GIVEN TASK: Will you output all of the data below exactly, omitting the images?
>> BEGIN RAW DATA
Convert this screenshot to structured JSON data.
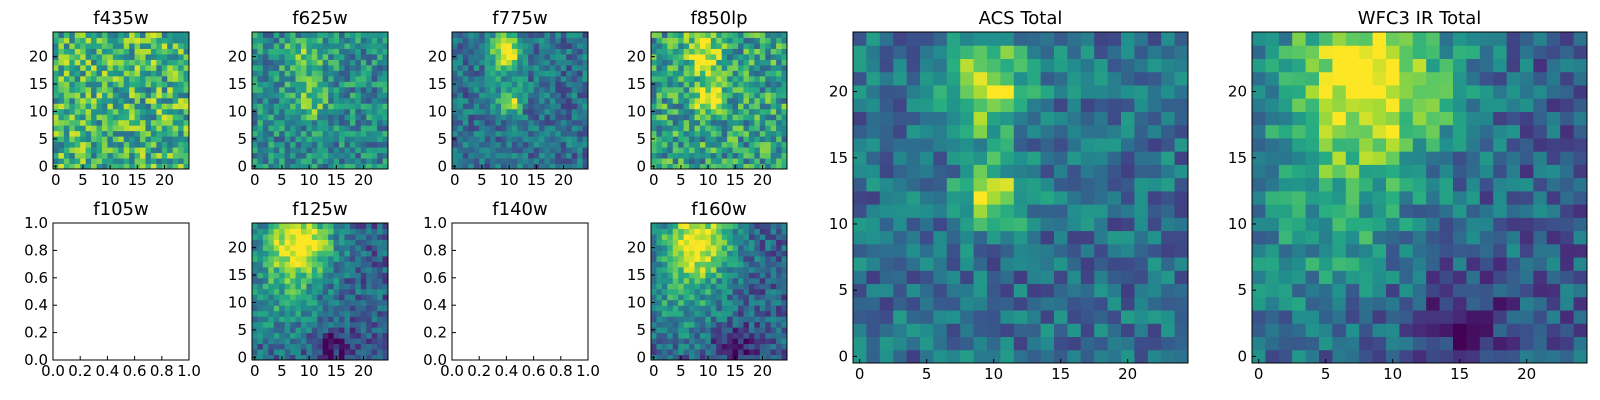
{
  "chart_data": [
    {
      "name": "f435w",
      "type": "heatmap",
      "title": "f435w",
      "colormap": "viridis",
      "grid_size": 25,
      "x_ticks": [
        "0",
        "5",
        "10",
        "15",
        "20"
      ],
      "y_ticks": [
        "0",
        "5",
        "10",
        "15",
        "20"
      ],
      "pattern": "noise",
      "has_data": true
    },
    {
      "name": "f625w",
      "type": "heatmap",
      "title": "f625w",
      "colormap": "viridis",
      "grid_size": 25,
      "x_ticks": [
        "0",
        "5",
        "10",
        "15",
        "20"
      ],
      "y_ticks": [
        "0",
        "5",
        "10",
        "15",
        "20"
      ],
      "pattern": "faint-two-sources",
      "has_data": true
    },
    {
      "name": "f775w",
      "type": "heatmap",
      "title": "f775w",
      "colormap": "viridis",
      "grid_size": 25,
      "x_ticks": [
        "0",
        "5",
        "10",
        "15",
        "20"
      ],
      "y_ticks": [
        "0",
        "5",
        "10",
        "15",
        "20"
      ],
      "pattern": "two-sources",
      "has_data": true
    },
    {
      "name": "f850lp",
      "type": "heatmap",
      "title": "f850lp",
      "colormap": "viridis",
      "grid_size": 25,
      "x_ticks": [
        "0",
        "5",
        "10",
        "15",
        "20"
      ],
      "y_ticks": [
        "0",
        "5",
        "10",
        "15",
        "20"
      ],
      "pattern": "two-sources-noisy",
      "has_data": true
    },
    {
      "name": "f105w",
      "type": "heatmap",
      "title": "f105w",
      "colormap": "viridis",
      "grid_size": 25,
      "x_ticks": [
        "0.0",
        "0.2",
        "0.4",
        "0.6",
        "0.8",
        "1.0"
      ],
      "y_ticks": [
        "0.0",
        "0.2",
        "0.4",
        "0.6",
        "0.8",
        "1.0"
      ],
      "pattern": "empty",
      "has_data": false
    },
    {
      "name": "f125w",
      "type": "heatmap",
      "title": "f125w",
      "colormap": "viridis",
      "grid_size": 25,
      "x_ticks": [
        "0",
        "5",
        "10",
        "15",
        "20"
      ],
      "y_ticks": [
        "0",
        "5",
        "10",
        "15",
        "20"
      ],
      "pattern": "extended-source",
      "has_data": true
    },
    {
      "name": "f140w",
      "type": "heatmap",
      "title": "f140w",
      "colormap": "viridis",
      "grid_size": 25,
      "x_ticks": [
        "0.0",
        "0.2",
        "0.4",
        "0.6",
        "0.8",
        "1.0"
      ],
      "y_ticks": [
        "0.0",
        "0.2",
        "0.4",
        "0.6",
        "0.8",
        "1.0"
      ],
      "pattern": "empty",
      "has_data": false
    },
    {
      "name": "f160w",
      "type": "heatmap",
      "title": "f160w",
      "colormap": "viridis",
      "grid_size": 25,
      "x_ticks": [
        "0",
        "5",
        "10",
        "15",
        "20"
      ],
      "y_ticks": [
        "0",
        "5",
        "10",
        "15",
        "20"
      ],
      "pattern": "extended-source",
      "has_data": true
    },
    {
      "name": "acs-total",
      "type": "heatmap",
      "title": "ACS Total",
      "colormap": "viridis",
      "grid_size": 25,
      "x_ticks": [
        "0",
        "5",
        "10",
        "15",
        "20"
      ],
      "y_ticks": [
        "0",
        "5",
        "10",
        "15",
        "20"
      ],
      "pattern": "two-sources",
      "has_data": true
    },
    {
      "name": "wfc3-ir-total",
      "type": "heatmap",
      "title": "WFC3 IR Total",
      "colormap": "viridis",
      "grid_size": 25,
      "x_ticks": [
        "0",
        "5",
        "10",
        "15",
        "20"
      ],
      "y_ticks": [
        "0",
        "5",
        "10",
        "15",
        "20"
      ],
      "pattern": "extended-source",
      "has_data": true
    }
  ]
}
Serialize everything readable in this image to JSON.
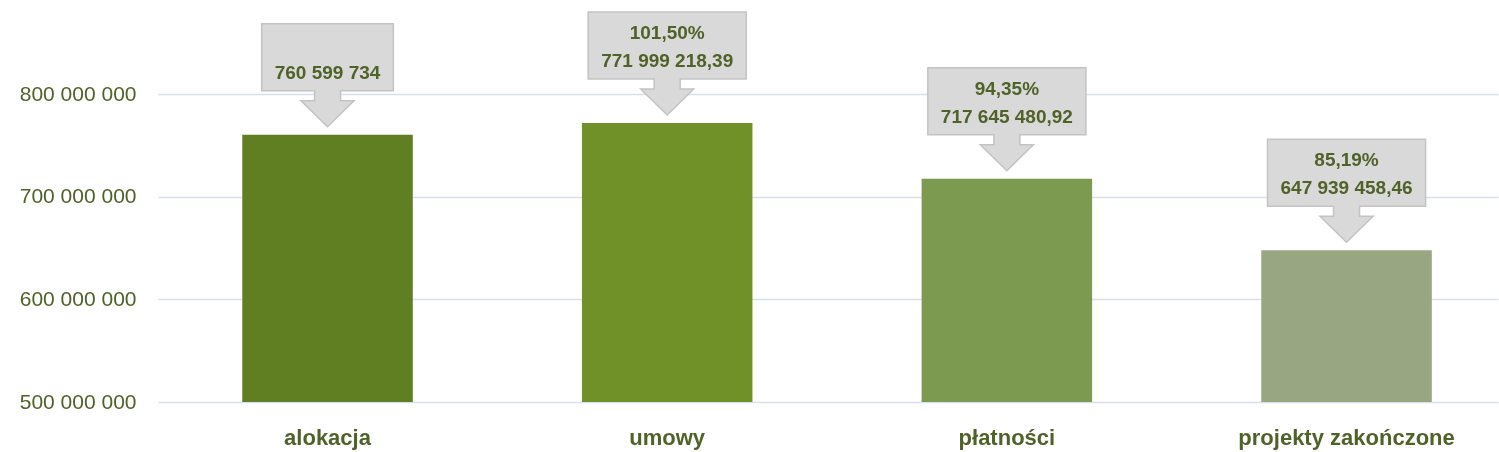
>> END RAW DATA
SOLUTION FOR THIS EXERCISE:
Convert this screenshot to structured JSON data.
{
  "chart_data": [
    {
      "name": "f435w",
      "type": "heatmap",
      "title": "f435w",
      "colormap": "viridis",
      "grid_size": 25,
      "x_ticks": [
        "0",
        "5",
        "10",
        "15",
        "20"
      ],
      "y_ticks": [
        "0",
        "5",
        "10",
        "15",
        "20"
      ],
      "pattern": "noise",
      "has_data": true
    },
    {
      "name": "f625w",
      "type": "heatmap",
      "title": "f625w",
      "colormap": "viridis",
      "grid_size": 25,
      "x_ticks": [
        "0",
        "5",
        "10",
        "15",
        "20"
      ],
      "y_ticks": [
        "0",
        "5",
        "10",
        "15",
        "20"
      ],
      "pattern": "faint-two-sources",
      "has_data": true
    },
    {
      "name": "f775w",
      "type": "heatmap",
      "title": "f775w",
      "colormap": "viridis",
      "grid_size": 25,
      "x_ticks": [
        "0",
        "5",
        "10",
        "15",
        "20"
      ],
      "y_ticks": [
        "0",
        "5",
        "10",
        "15",
        "20"
      ],
      "pattern": "two-sources",
      "has_data": true
    },
    {
      "name": "f850lp",
      "type": "heatmap",
      "title": "f850lp",
      "colormap": "viridis",
      "grid_size": 25,
      "x_ticks": [
        "0",
        "5",
        "10",
        "15",
        "20"
      ],
      "y_ticks": [
        "0",
        "5",
        "10",
        "15",
        "20"
      ],
      "pattern": "two-sources-noisy",
      "has_data": true
    },
    {
      "name": "f105w",
      "type": "heatmap",
      "title": "f105w",
      "colormap": "viridis",
      "grid_size": 25,
      "x_ticks": [
        "0.0",
        "0.2",
        "0.4",
        "0.6",
        "0.8",
        "1.0"
      ],
      "y_ticks": [
        "0.0",
        "0.2",
        "0.4",
        "0.6",
        "0.8",
        "1.0"
      ],
      "pattern": "empty",
      "has_data": false
    },
    {
      "name": "f125w",
      "type": "heatmap",
      "title": "f125w",
      "colormap": "viridis",
      "grid_size": 25,
      "x_ticks": [
        "0",
        "5",
        "10",
        "15",
        "20"
      ],
      "y_ticks": [
        "0",
        "5",
        "10",
        "15",
        "20"
      ],
      "pattern": "extended-source",
      "has_data": true
    },
    {
      "name": "f140w",
      "type": "heatmap",
      "title": "f140w",
      "colormap": "viridis",
      "grid_size": 25,
      "x_ticks": [
        "0.0",
        "0.2",
        "0.4",
        "0.6",
        "0.8",
        "1.0"
      ],
      "y_ticks": [
        "0.0",
        "0.2",
        "0.4",
        "0.6",
        "0.8",
        "1.0"
      ],
      "pattern": "empty",
      "has_data": false
    },
    {
      "name": "f160w",
      "type": "heatmap",
      "title": "f160w",
      "colormap": "viridis",
      "grid_size": 25,
      "x_ticks": [
        "0",
        "5",
        "10",
        "15",
        "20"
      ],
      "y_ticks": [
        "0",
        "5",
        "10",
        "15",
        "20"
      ],
      "pattern": "extended-source",
      "has_data": true
    },
    {
      "name": "acs-total",
      "type": "heatmap",
      "title": "ACS Total",
      "colormap": "viridis",
      "grid_size": 25,
      "x_ticks": [
        "0",
        "5",
        "10",
        "15",
        "20"
      ],
      "y_ticks": [
        "0",
        "5",
        "10",
        "15",
        "20"
      ],
      "pattern": "two-sources",
      "has_data": true
    },
    {
      "name": "wfc3-ir-total",
      "type": "heatmap",
      "title": "WFC3 IR Total",
      "colormap": "viridis",
      "grid_size": 25,
      "x_ticks": [
        "0",
        "5",
        "10",
        "15",
        "20"
      ],
      "y_ticks": [
        "0",
        "5",
        "10",
        "15",
        "20"
      ],
      "pattern": "extended-source",
      "has_data": true
    }
  ]
}
Serialize everything readable in this image to JSON.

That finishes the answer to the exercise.